EXERCISE TASK: Transcribe the records below in full; pictures stay out of the copy.
════════════════════
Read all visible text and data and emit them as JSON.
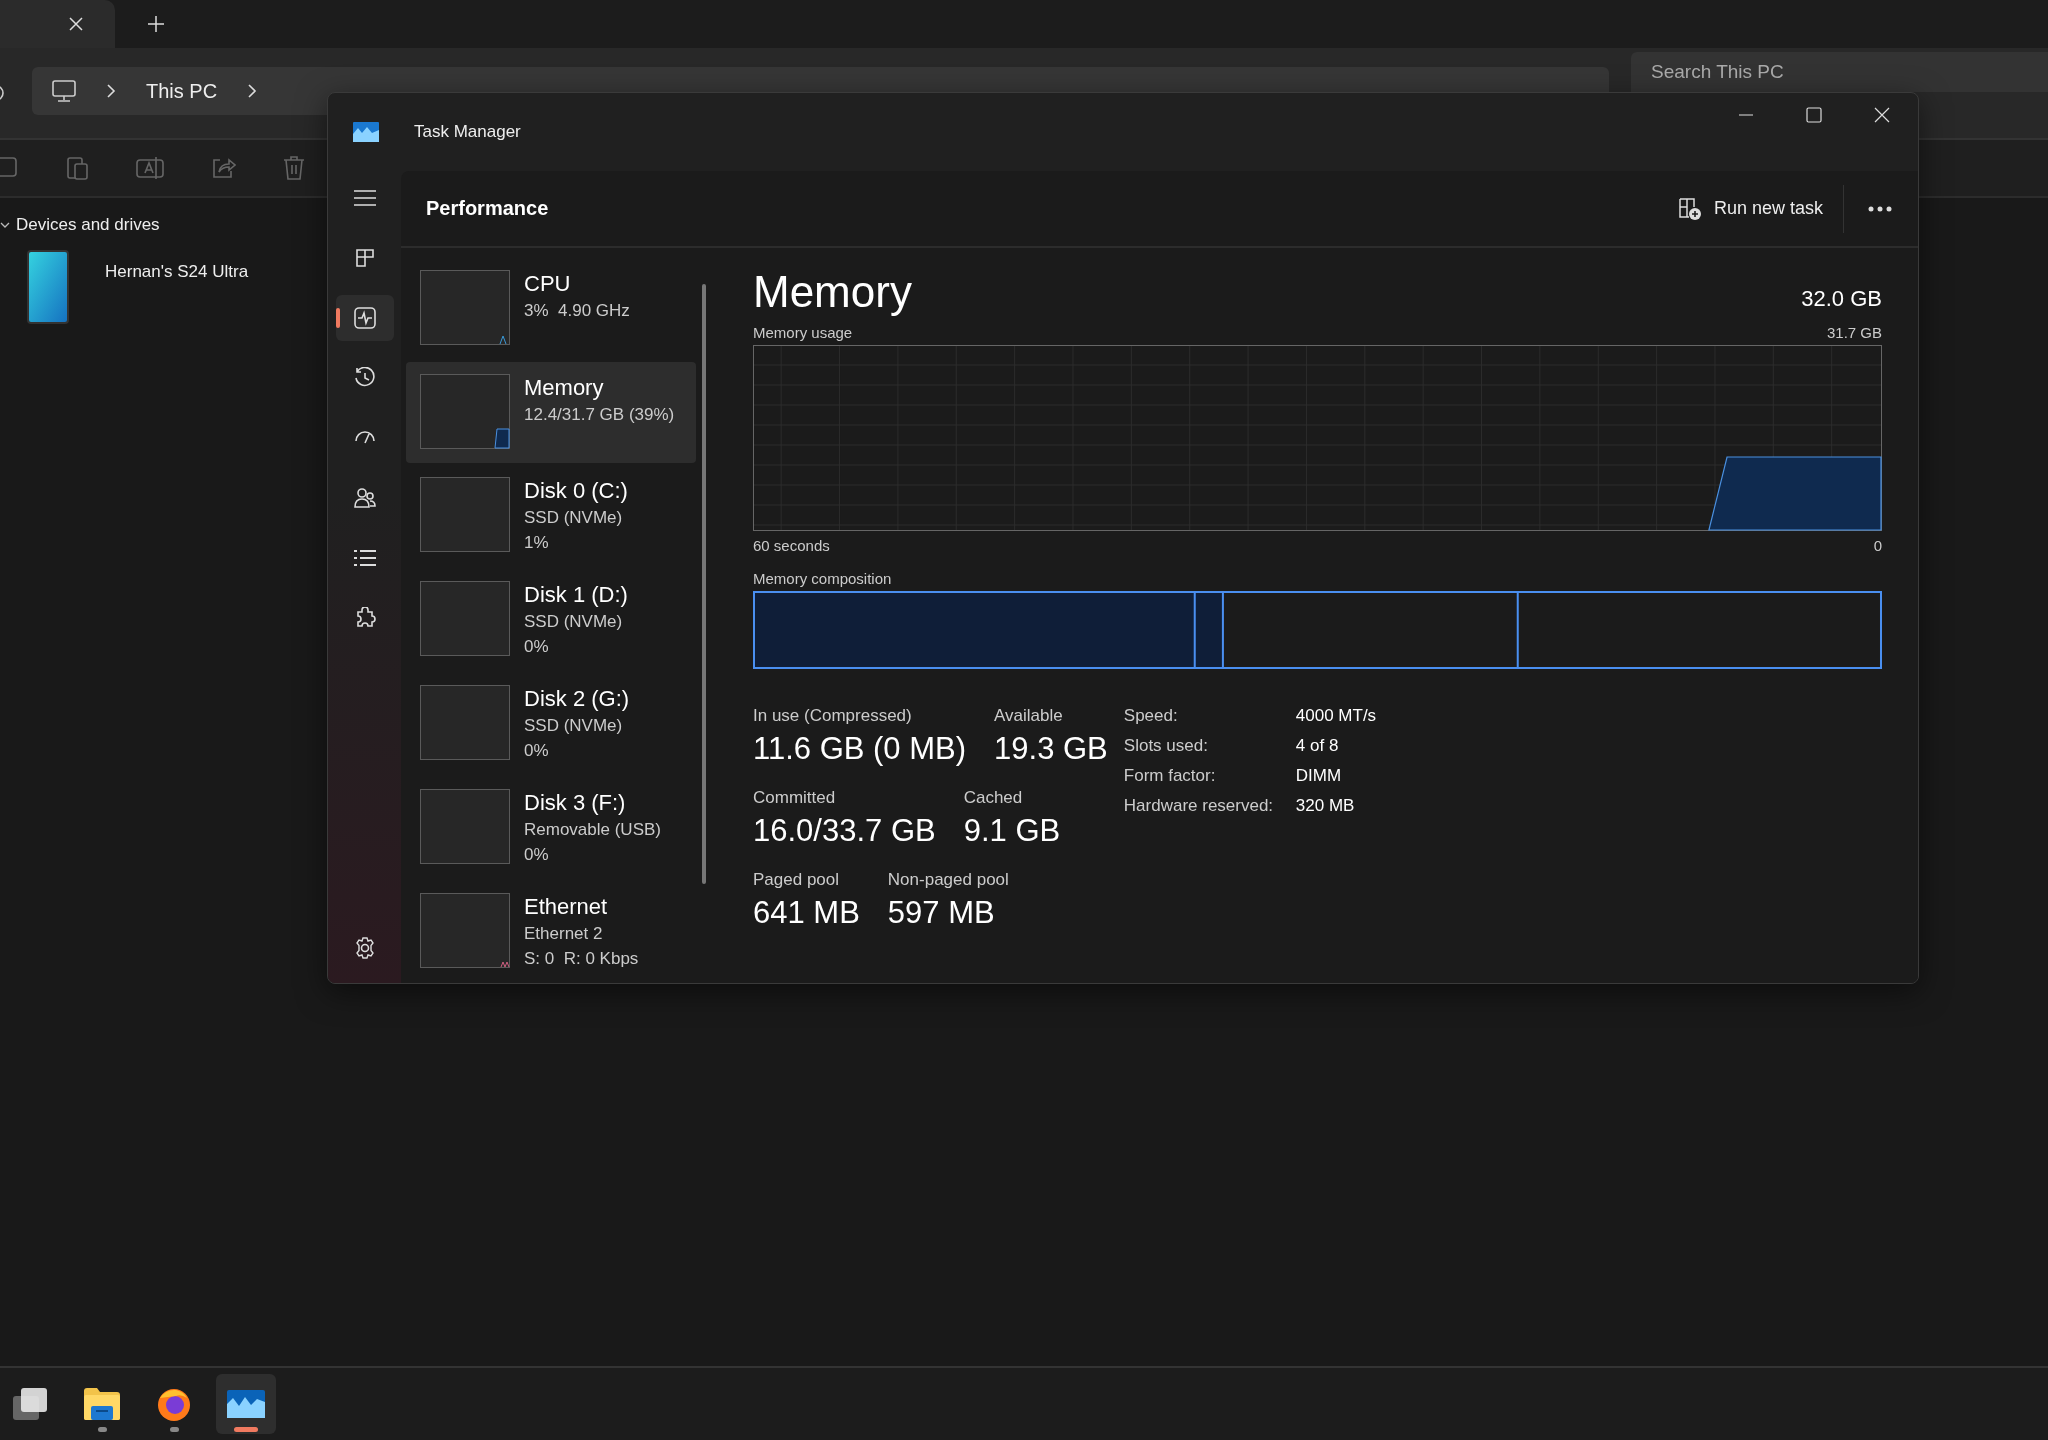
{
  "explorer": {
    "breadcrumb": [
      "This PC"
    ],
    "search": {
      "placeholder": "Search This PC"
    },
    "section": {
      "label": "Devices and drives",
      "expanded": true
    },
    "devices": [
      {
        "name": "Hernan's S24 Ultra"
      }
    ]
  },
  "task_manager": {
    "title": "Task Manager",
    "nav": [
      {
        "kind": "menu",
        "selected": false
      },
      {
        "kind": "processes",
        "selected": false
      },
      {
        "kind": "performance",
        "selected": true
      },
      {
        "kind": "history",
        "selected": false
      },
      {
        "kind": "startup",
        "selected": false
      },
      {
        "kind": "users",
        "selected": false
      },
      {
        "kind": "details",
        "selected": false
      },
      {
        "kind": "services",
        "selected": false
      },
      {
        "kind": "settings",
        "selected": false
      }
    ],
    "page_title": "Performance",
    "run_new_task": "Run new task",
    "resources": [
      {
        "kind": "cpu",
        "name": "CPU",
        "details": [
          "3%  4.90 GHz"
        ],
        "selected": false
      },
      {
        "kind": "memory",
        "name": "Memory",
        "details": [
          "12.4/31.7 GB (39%)"
        ],
        "selected": true
      },
      {
        "kind": "disk",
        "name": "Disk 0 (C:)",
        "details": [
          "SSD (NVMe)",
          "1%"
        ],
        "selected": false
      },
      {
        "kind": "disk",
        "name": "Disk 1 (D:)",
        "details": [
          "SSD (NVMe)",
          "0%"
        ],
        "selected": false
      },
      {
        "kind": "disk",
        "name": "Disk 2 (G:)",
        "details": [
          "SSD (NVMe)",
          "0%"
        ],
        "selected": false
      },
      {
        "kind": "disk",
        "name": "Disk 3 (F:)",
        "details": [
          "Removable (USB)",
          "0%"
        ],
        "selected": false
      },
      {
        "kind": "ethernet",
        "name": "Ethernet",
        "details": [
          "Ethernet 2",
          "S: 0  R: 0 Kbps"
        ],
        "selected": false
      }
    ],
    "detail": {
      "title": "Memory",
      "total": "32.0 GB",
      "usage_label": "Memory usage",
      "usage_max": "31.7 GB",
      "axis_start": "60 seconds",
      "axis_end": "0",
      "composition_label": "Memory composition",
      "stats": [
        [
          {
            "label": "In use (Compressed)",
            "value": "11.6 GB (0 MB)"
          },
          {
            "label": "Available",
            "value": "19.3 GB"
          }
        ],
        [
          {
            "label": "Committed",
            "value": "16.0/33.7 GB"
          },
          {
            "label": "Cached",
            "value": "9.1 GB"
          }
        ],
        [
          {
            "label": "Paged pool",
            "value": "641 MB"
          },
          {
            "label": "Non-paged pool",
            "value": "597 MB"
          }
        ]
      ],
      "specs": [
        {
          "label": "Speed:",
          "value": "4000 MT/s"
        },
        {
          "label": "Slots used:",
          "value": "4 of 8"
        },
        {
          "label": "Form factor:",
          "value": "DIMM"
        },
        {
          "label": "Hardware reserved:",
          "value": "320 MB"
        }
      ]
    }
  },
  "taskbar": [
    {
      "kind": "task-view",
      "running": false,
      "selected": false
    },
    {
      "kind": "folder",
      "running": true,
      "selected": false
    },
    {
      "kind": "browser",
      "running": true,
      "selected": false
    },
    {
      "kind": "task-manager",
      "running": true,
      "selected": true
    }
  ]
}
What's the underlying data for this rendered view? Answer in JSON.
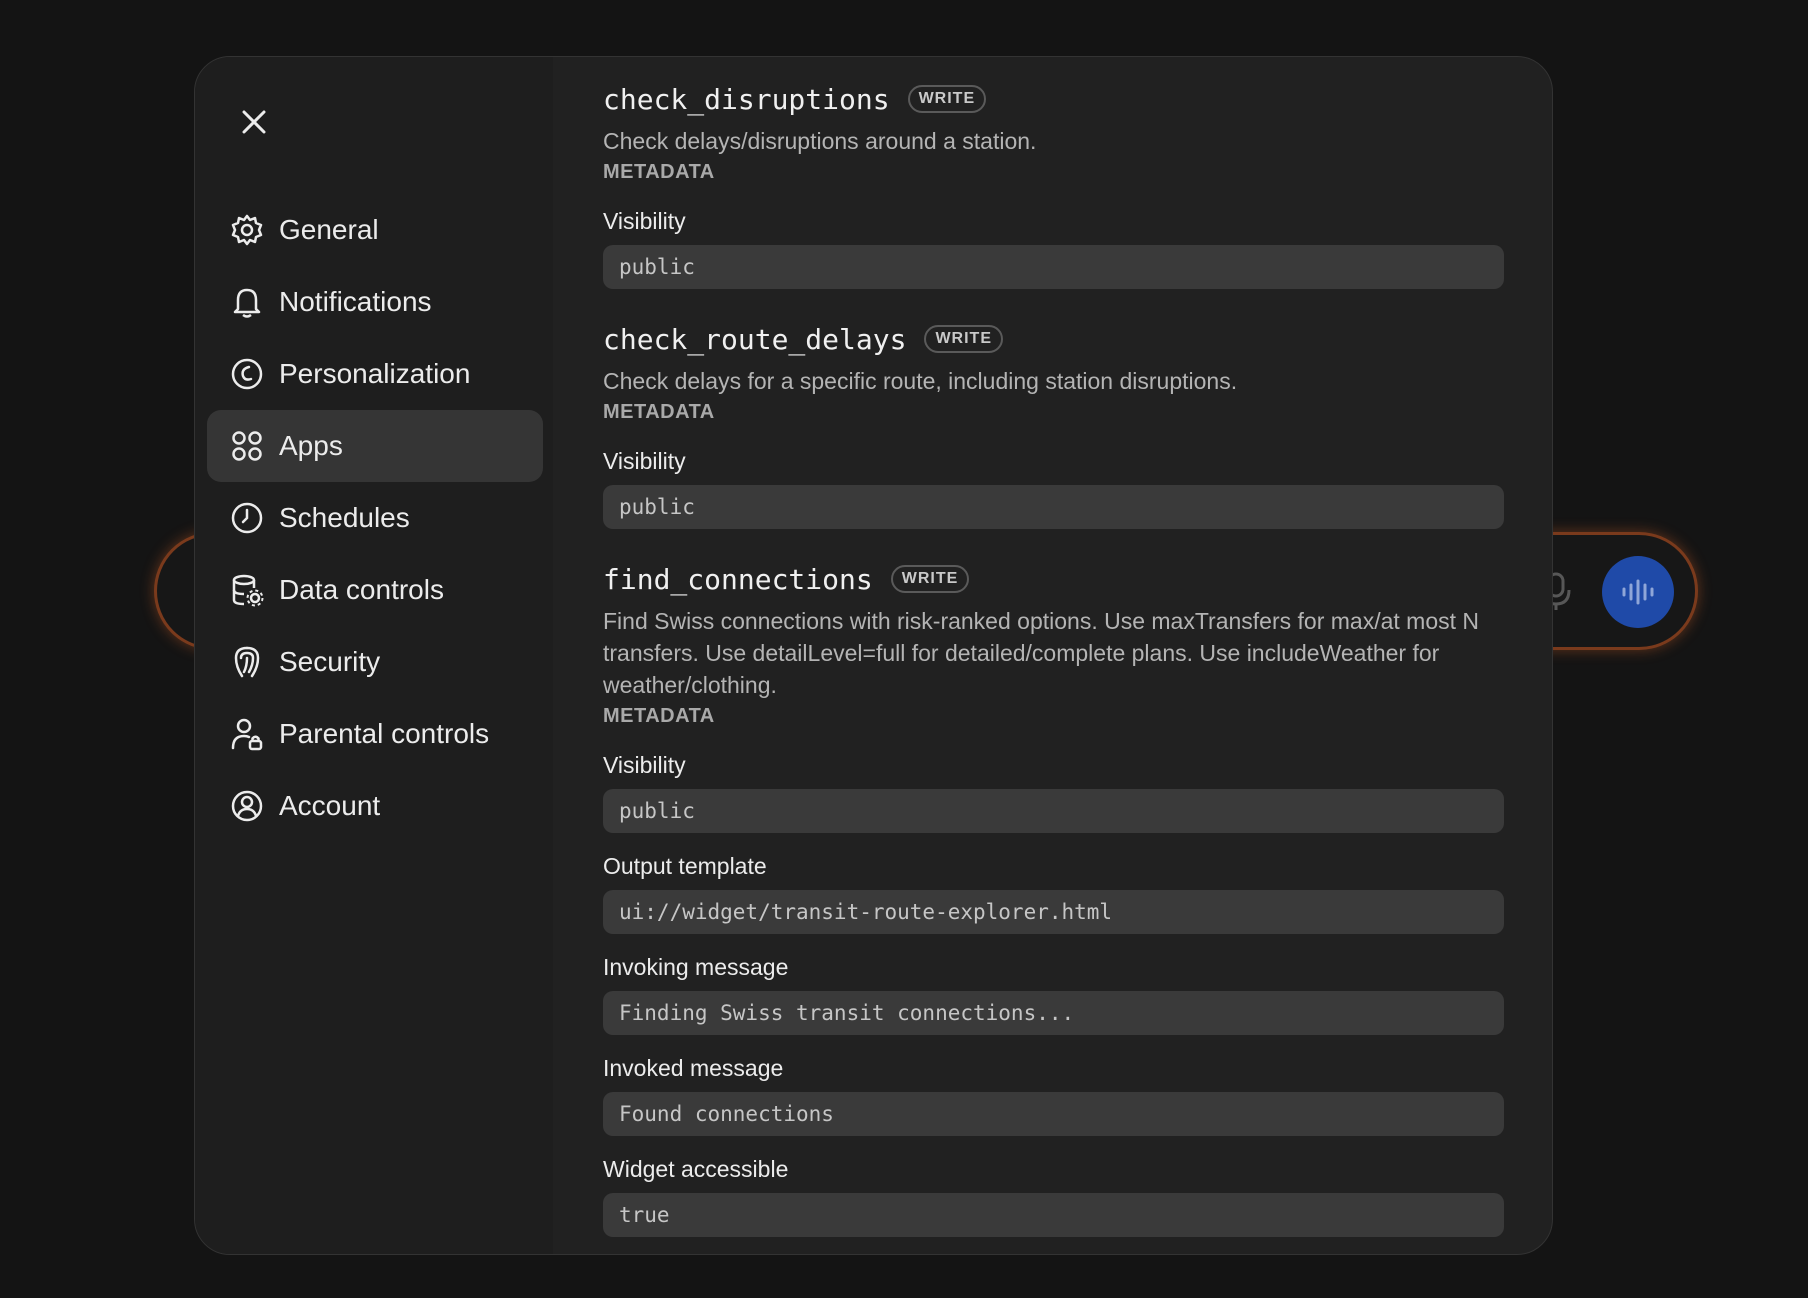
{
  "sidebar": {
    "items": [
      {
        "label": "General",
        "icon": "gear-icon"
      },
      {
        "label": "Notifications",
        "icon": "bell-icon"
      },
      {
        "label": "Personalization",
        "icon": "personalization-icon"
      },
      {
        "label": "Apps",
        "icon": "apps-grid-icon",
        "active": true
      },
      {
        "label": "Schedules",
        "icon": "clock-icon"
      },
      {
        "label": "Data controls",
        "icon": "database-gear-icon"
      },
      {
        "label": "Security",
        "icon": "shield-icon"
      },
      {
        "label": "Parental controls",
        "icon": "user-lock-icon"
      },
      {
        "label": "Account",
        "icon": "user-circle-icon"
      }
    ]
  },
  "tools": [
    {
      "name": "check_disruptions",
      "badge": "WRITE",
      "description": "Check delays/disruptions around a station.",
      "metadata_label": "METADATA",
      "fields": [
        {
          "label": "Visibility",
          "value": "public"
        }
      ]
    },
    {
      "name": "check_route_delays",
      "badge": "WRITE",
      "description": "Check delays for a specific route, including station disruptions.",
      "metadata_label": "METADATA",
      "fields": [
        {
          "label": "Visibility",
          "value": "public"
        }
      ]
    },
    {
      "name": "find_connections",
      "badge": "WRITE",
      "description": "Find Swiss connections with risk-ranked options. Use maxTransfers for max/at most N transfers. Use detailLevel=full for detailed/complete plans. Use includeWeather for weather/clothing.",
      "metadata_label": "METADATA",
      "fields": [
        {
          "label": "Visibility",
          "value": "public"
        },
        {
          "label": "Output template",
          "value": "ui://widget/transit-route-explorer.html"
        },
        {
          "label": "Invoking message",
          "value": "Finding Swiss transit connections..."
        },
        {
          "label": "Invoked message",
          "value": "Found connections"
        },
        {
          "label": "Widget accessible",
          "value": "true"
        }
      ]
    }
  ],
  "colors": {
    "modal_bg": "#212121",
    "sidebar_bg": "#1e1e1e",
    "active_bg": "#353535",
    "field_bg": "#3a3a3a",
    "voice_button": "#1f4aa8",
    "composer_glow": "#c45c26"
  }
}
════════════════════
RESULT:
Read all visible text and data and emit them as JSON.
{
  "explorer": {
    "breadcrumb": [
      "This PC"
    ],
    "search": {
      "placeholder": "Search This PC"
    },
    "section": {
      "label": "Devices and drives",
      "expanded": true
    },
    "devices": [
      {
        "name": "Hernan's S24 Ultra"
      }
    ]
  },
  "task_manager": {
    "title": "Task Manager",
    "nav": [
      {
        "kind": "menu",
        "selected": false
      },
      {
        "kind": "processes",
        "selected": false
      },
      {
        "kind": "performance",
        "selected": true
      },
      {
        "kind": "history",
        "selected": false
      },
      {
        "kind": "startup",
        "selected": false
      },
      {
        "kind": "users",
        "selected": false
      },
      {
        "kind": "details",
        "selected": false
      },
      {
        "kind": "services",
        "selected": false
      },
      {
        "kind": "settings",
        "selected": false
      }
    ],
    "page_title": "Performance",
    "run_new_task": "Run new task",
    "resources": [
      {
        "kind": "cpu",
        "name": "CPU",
        "details": [
          "3%  4.90 GHz"
        ],
        "selected": false
      },
      {
        "kind": "memory",
        "name": "Memory",
        "details": [
          "12.4/31.7 GB (39%)"
        ],
        "selected": true
      },
      {
        "kind": "disk",
        "name": "Disk 0 (C:)",
        "details": [
          "SSD (NVMe)",
          "1%"
        ],
        "selected": false
      },
      {
        "kind": "disk",
        "name": "Disk 1 (D:)",
        "details": [
          "SSD (NVMe)",
          "0%"
        ],
        "selected": false
      },
      {
        "kind": "disk",
        "name": "Disk 2 (G:)",
        "details": [
          "SSD (NVMe)",
          "0%"
        ],
        "selected": false
      },
      {
        "kind": "disk",
        "name": "Disk 3 (F:)",
        "details": [
          "Removable (USB)",
          "0%"
        ],
        "selected": false
      },
      {
        "kind": "ethernet",
        "name": "Ethernet",
        "details": [
          "Ethernet 2",
          "S: 0  R: 0 Kbps"
        ],
        "selected": false
      }
    ],
    "detail": {
      "title": "Memory",
      "total": "32.0 GB",
      "usage_label": "Memory usage",
      "usage_max": "31.7 GB",
      "axis_start": "60 seconds",
      "axis_end": "0",
      "composition_label": "Memory composition",
      "stats": [
        [
          {
            "label": "In use (Compressed)",
            "value": "11.6 GB (0 MB)"
          },
          {
            "label": "Available",
            "value": "19.3 GB"
          }
        ],
        [
          {
            "label": "Committed",
            "value": "16.0/33.7 GB"
          },
          {
            "label": "Cached",
            "value": "9.1 GB"
          }
        ],
        [
          {
            "label": "Paged pool",
            "value": "641 MB"
          },
          {
            "label": "Non-paged pool",
            "value": "597 MB"
          }
        ]
      ],
      "specs": [
        {
          "label": "Speed:",
          "value": "4000 MT/s"
        },
        {
          "label": "Slots used:",
          "value": "4 of 8"
        },
        {
          "label": "Form factor:",
          "value": "DIMM"
        },
        {
          "label": "Hardware reserved:",
          "value": "320 MB"
        }
      ]
    }
  },
  "taskbar": [
    {
      "kind": "task-view",
      "running": false,
      "selected": false
    },
    {
      "kind": "folder",
      "running": true,
      "selected": false
    },
    {
      "kind": "browser",
      "running": true,
      "selected": false
    },
    {
      "kind": "task-manager",
      "running": true,
      "selected": true
    }
  ]
}
What's the underlying data for this rendered view? Answer in JSON.
{
  "sidebar": {
    "items": [
      {
        "label": "General",
        "icon": "gear-icon"
      },
      {
        "label": "Notifications",
        "icon": "bell-icon"
      },
      {
        "label": "Personalization",
        "icon": "personalization-icon"
      },
      {
        "label": "Apps",
        "icon": "apps-grid-icon",
        "active": true
      },
      {
        "label": "Schedules",
        "icon": "clock-icon"
      },
      {
        "label": "Data controls",
        "icon": "database-gear-icon"
      },
      {
        "label": "Security",
        "icon": "shield-icon"
      },
      {
        "label": "Parental controls",
        "icon": "user-lock-icon"
      },
      {
        "label": "Account",
        "icon": "user-circle-icon"
      }
    ]
  },
  "tools": [
    {
      "name": "check_disruptions",
      "badge": "WRITE",
      "description": "Check delays/disruptions around a station.",
      "metadata_label": "METADATA",
      "fields": [
        {
          "label": "Visibility",
          "value": "public"
        }
      ]
    },
    {
      "name": "check_route_delays",
      "badge": "WRITE",
      "description": "Check delays for a specific route, including station disruptions.",
      "metadata_label": "METADATA",
      "fields": [
        {
          "label": "Visibility",
          "value": "public"
        }
      ]
    },
    {
      "name": "find_connections",
      "badge": "WRITE",
      "description": "Find Swiss connections with risk-ranked options. Use maxTransfers for max/at most N transfers. Use detailLevel=full for detailed/complete plans. Use includeWeather for weather/clothing.",
      "metadata_label": "METADATA",
      "fields": [
        {
          "label": "Visibility",
          "value": "public"
        },
        {
          "label": "Output template",
          "value": "ui://widget/transit-route-explorer.html"
        },
        {
          "label": "Invoking message",
          "value": "Finding Swiss transit connections..."
        },
        {
          "label": "Invoked message",
          "value": "Found connections"
        },
        {
          "label": "Widget accessible",
          "value": "true"
        }
      ]
    }
  ],
  "colors": {
    "modal_bg": "#212121",
    "sidebar_bg": "#1e1e1e",
    "active_bg": "#353535",
    "field_bg": "#3a3a3a",
    "voice_button": "#1f4aa8",
    "composer_glow": "#c45c26"
  }
}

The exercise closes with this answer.